Bounding box prediction data
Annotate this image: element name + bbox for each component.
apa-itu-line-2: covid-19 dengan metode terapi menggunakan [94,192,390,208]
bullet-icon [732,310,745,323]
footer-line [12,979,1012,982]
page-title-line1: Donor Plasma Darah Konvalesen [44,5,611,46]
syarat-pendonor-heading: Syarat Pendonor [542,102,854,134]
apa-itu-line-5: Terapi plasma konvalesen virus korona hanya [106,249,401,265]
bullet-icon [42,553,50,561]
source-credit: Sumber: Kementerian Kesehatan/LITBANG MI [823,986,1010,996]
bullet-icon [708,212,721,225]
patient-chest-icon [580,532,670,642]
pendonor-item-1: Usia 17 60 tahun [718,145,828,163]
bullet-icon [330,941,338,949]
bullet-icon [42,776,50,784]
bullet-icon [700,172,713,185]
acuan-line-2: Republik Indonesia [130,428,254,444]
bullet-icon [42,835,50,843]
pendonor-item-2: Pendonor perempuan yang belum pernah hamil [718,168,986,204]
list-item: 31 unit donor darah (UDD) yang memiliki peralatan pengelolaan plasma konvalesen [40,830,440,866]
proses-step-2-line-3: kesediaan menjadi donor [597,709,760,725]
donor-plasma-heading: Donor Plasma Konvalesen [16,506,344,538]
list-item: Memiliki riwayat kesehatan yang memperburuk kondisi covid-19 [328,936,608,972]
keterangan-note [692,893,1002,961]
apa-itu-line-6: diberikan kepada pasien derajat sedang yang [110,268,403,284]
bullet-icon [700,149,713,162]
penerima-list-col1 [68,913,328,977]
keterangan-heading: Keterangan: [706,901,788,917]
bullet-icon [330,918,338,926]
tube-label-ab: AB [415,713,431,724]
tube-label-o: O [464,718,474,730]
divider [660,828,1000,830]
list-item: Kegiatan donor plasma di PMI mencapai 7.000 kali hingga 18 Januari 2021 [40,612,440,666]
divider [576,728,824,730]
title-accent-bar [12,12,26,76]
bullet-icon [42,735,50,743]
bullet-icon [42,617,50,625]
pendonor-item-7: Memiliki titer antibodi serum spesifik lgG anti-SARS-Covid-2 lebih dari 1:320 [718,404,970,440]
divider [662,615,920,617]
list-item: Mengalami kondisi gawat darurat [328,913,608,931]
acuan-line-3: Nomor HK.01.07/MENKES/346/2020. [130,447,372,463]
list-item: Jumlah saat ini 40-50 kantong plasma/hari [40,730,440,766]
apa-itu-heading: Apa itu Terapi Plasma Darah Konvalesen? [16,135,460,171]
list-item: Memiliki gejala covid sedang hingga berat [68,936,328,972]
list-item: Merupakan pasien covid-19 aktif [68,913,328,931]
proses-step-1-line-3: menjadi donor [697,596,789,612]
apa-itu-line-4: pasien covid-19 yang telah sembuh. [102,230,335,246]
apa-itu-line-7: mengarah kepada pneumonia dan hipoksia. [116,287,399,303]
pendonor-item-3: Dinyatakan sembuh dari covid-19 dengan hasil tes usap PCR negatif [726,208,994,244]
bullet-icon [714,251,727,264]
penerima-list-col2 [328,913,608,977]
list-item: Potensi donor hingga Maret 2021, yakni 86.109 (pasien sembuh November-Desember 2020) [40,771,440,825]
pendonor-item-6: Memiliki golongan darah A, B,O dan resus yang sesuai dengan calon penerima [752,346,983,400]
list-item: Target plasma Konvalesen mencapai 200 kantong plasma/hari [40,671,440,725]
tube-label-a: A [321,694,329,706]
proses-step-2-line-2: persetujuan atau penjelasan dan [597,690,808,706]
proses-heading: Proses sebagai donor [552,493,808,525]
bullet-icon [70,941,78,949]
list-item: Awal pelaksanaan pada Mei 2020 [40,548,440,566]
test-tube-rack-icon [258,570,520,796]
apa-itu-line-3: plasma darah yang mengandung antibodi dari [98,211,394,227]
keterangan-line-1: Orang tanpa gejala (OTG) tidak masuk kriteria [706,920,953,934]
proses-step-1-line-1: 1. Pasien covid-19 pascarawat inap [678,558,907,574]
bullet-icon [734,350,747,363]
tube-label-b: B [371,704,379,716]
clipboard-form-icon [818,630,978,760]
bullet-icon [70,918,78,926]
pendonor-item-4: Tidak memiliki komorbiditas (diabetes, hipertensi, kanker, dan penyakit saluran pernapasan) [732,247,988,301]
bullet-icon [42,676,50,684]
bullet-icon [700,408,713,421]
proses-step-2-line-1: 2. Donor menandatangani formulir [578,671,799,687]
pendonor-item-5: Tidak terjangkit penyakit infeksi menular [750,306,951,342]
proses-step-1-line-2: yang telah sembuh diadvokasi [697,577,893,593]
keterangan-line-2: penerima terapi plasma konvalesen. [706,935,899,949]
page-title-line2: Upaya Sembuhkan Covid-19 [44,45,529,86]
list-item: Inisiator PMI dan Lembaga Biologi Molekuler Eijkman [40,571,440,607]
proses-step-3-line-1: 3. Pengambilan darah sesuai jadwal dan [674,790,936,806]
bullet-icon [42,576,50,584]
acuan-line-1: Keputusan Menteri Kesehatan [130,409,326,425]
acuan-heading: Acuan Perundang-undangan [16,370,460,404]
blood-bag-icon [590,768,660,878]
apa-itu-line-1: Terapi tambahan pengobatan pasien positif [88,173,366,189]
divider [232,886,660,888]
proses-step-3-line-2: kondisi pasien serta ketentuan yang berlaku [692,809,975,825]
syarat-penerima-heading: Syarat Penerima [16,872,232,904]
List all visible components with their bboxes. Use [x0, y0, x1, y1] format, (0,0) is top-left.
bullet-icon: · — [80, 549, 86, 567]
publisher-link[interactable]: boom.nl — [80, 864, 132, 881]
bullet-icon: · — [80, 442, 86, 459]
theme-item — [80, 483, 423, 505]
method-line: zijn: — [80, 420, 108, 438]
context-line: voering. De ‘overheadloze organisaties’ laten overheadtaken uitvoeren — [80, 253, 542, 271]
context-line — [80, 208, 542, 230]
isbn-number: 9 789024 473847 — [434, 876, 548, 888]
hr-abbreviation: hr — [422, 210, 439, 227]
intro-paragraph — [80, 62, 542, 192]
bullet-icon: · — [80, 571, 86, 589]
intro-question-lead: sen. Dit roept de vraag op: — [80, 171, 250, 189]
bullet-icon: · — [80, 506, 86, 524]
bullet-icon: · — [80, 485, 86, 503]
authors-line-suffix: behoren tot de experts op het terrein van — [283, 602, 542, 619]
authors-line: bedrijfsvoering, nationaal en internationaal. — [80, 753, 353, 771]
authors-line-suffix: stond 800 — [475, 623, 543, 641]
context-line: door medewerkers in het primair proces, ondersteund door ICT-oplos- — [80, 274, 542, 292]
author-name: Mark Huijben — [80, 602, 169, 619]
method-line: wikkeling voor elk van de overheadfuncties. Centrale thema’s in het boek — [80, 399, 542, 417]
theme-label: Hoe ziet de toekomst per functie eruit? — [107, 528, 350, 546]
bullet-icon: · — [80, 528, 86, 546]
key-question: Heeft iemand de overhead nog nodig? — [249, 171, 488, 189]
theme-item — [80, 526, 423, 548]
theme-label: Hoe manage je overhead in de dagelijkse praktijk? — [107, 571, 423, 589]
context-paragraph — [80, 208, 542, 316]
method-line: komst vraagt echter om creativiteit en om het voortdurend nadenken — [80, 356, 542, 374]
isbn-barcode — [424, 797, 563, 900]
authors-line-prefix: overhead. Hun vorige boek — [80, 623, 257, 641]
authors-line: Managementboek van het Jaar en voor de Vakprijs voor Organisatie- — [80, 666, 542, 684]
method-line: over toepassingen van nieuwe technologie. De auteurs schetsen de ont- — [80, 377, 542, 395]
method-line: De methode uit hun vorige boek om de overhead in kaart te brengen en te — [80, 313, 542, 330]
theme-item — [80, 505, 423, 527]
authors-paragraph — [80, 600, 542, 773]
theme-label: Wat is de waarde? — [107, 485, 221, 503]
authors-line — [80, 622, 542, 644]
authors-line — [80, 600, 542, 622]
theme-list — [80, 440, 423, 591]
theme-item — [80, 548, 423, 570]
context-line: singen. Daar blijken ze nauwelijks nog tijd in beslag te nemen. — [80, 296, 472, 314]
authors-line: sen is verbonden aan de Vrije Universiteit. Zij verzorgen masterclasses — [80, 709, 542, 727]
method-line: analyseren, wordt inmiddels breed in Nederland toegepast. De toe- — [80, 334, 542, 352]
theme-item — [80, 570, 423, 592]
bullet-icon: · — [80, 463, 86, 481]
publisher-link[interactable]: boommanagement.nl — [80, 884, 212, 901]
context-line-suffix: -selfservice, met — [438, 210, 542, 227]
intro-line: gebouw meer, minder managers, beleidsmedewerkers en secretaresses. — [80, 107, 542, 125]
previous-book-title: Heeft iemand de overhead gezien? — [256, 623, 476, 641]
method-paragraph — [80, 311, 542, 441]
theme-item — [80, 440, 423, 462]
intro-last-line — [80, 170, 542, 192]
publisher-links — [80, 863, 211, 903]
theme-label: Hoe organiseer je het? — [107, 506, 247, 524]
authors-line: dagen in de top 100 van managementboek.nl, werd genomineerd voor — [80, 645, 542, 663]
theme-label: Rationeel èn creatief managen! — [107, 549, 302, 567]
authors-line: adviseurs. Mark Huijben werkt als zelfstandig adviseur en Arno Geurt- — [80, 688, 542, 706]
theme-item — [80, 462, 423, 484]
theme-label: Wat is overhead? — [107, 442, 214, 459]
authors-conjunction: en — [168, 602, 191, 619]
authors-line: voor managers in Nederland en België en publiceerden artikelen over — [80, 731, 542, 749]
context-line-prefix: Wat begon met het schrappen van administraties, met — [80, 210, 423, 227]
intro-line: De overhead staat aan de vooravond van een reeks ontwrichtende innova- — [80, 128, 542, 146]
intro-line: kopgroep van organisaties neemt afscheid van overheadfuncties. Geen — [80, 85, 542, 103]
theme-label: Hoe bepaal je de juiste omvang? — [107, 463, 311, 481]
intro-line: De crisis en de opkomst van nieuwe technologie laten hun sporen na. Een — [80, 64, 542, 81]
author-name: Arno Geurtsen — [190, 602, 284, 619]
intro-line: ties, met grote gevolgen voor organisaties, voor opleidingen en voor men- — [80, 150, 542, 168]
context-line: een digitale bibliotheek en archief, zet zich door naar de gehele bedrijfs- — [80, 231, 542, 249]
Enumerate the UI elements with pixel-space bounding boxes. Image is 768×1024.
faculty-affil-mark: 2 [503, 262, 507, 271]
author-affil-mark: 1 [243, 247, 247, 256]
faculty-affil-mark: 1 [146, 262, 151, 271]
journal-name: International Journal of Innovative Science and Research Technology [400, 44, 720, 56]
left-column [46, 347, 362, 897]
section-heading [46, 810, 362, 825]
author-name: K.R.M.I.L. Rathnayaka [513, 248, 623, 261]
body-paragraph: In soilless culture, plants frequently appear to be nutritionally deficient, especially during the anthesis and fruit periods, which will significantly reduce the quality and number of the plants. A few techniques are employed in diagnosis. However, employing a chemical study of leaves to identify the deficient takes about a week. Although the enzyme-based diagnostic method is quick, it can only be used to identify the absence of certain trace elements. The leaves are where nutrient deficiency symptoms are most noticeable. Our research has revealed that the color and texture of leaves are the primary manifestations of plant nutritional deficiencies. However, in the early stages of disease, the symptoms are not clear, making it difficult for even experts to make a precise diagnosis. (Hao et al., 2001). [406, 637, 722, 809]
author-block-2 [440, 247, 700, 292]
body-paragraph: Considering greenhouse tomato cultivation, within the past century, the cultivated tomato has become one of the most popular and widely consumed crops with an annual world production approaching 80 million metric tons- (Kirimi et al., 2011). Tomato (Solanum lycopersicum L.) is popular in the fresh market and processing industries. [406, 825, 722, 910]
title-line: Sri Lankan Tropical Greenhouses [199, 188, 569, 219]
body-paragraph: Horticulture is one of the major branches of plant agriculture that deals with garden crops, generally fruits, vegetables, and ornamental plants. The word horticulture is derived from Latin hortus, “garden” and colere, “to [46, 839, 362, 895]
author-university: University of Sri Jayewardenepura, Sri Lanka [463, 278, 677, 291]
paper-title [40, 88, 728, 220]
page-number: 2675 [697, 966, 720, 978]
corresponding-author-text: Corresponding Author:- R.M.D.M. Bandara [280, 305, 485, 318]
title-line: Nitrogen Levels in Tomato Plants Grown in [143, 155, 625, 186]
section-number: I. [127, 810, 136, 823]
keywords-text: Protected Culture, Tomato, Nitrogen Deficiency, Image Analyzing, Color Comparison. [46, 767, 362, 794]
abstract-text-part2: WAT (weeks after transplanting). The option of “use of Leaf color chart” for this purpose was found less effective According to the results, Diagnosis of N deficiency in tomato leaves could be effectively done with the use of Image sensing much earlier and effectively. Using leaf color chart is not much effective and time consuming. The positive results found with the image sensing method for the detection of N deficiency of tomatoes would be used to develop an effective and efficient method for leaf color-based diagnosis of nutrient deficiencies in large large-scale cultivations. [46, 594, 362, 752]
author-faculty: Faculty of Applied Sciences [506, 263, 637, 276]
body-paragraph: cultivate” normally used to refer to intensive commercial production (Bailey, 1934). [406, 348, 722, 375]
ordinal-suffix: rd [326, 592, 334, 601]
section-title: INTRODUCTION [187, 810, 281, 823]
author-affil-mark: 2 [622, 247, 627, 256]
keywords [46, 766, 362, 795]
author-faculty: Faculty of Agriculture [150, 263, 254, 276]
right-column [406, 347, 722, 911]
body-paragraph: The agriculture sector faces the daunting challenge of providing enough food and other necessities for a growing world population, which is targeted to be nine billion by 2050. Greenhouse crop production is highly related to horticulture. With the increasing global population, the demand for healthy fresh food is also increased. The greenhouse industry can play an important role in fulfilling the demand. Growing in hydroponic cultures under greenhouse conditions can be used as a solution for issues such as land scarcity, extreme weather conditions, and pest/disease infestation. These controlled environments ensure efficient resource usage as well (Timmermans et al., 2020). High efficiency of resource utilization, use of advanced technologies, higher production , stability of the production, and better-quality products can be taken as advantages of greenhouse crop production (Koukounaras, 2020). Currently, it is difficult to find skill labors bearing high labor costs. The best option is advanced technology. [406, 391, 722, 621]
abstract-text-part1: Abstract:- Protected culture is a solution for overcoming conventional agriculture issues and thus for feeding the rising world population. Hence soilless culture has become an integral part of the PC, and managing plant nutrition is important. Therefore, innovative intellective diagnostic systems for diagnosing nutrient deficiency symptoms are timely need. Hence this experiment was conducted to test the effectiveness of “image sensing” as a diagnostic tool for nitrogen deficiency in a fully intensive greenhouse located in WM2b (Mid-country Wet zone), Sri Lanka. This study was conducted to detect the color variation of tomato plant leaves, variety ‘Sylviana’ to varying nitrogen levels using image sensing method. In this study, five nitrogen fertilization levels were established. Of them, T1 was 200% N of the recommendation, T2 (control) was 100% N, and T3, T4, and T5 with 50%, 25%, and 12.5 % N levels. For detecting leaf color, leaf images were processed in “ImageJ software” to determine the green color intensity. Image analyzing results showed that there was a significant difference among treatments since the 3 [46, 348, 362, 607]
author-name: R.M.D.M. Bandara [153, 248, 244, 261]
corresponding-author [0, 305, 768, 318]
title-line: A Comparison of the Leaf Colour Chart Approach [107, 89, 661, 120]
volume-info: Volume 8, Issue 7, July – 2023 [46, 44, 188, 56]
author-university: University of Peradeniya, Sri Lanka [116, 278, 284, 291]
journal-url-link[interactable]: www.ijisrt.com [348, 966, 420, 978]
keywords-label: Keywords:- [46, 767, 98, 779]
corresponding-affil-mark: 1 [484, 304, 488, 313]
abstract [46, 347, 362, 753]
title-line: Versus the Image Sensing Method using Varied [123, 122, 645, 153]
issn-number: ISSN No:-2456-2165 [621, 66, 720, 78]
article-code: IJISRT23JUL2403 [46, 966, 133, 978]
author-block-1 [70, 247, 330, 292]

_Instructions for the task_: Please show every line of the records that holds the word "kepada".

_Solution for this problem_:
apa-itu-line-6: diberikan kepada pasien derajat sedang yang [110,268,403,284]
apa-itu-line-7: mengarah kepada pneumonia dan hipoksia. [116,287,399,303]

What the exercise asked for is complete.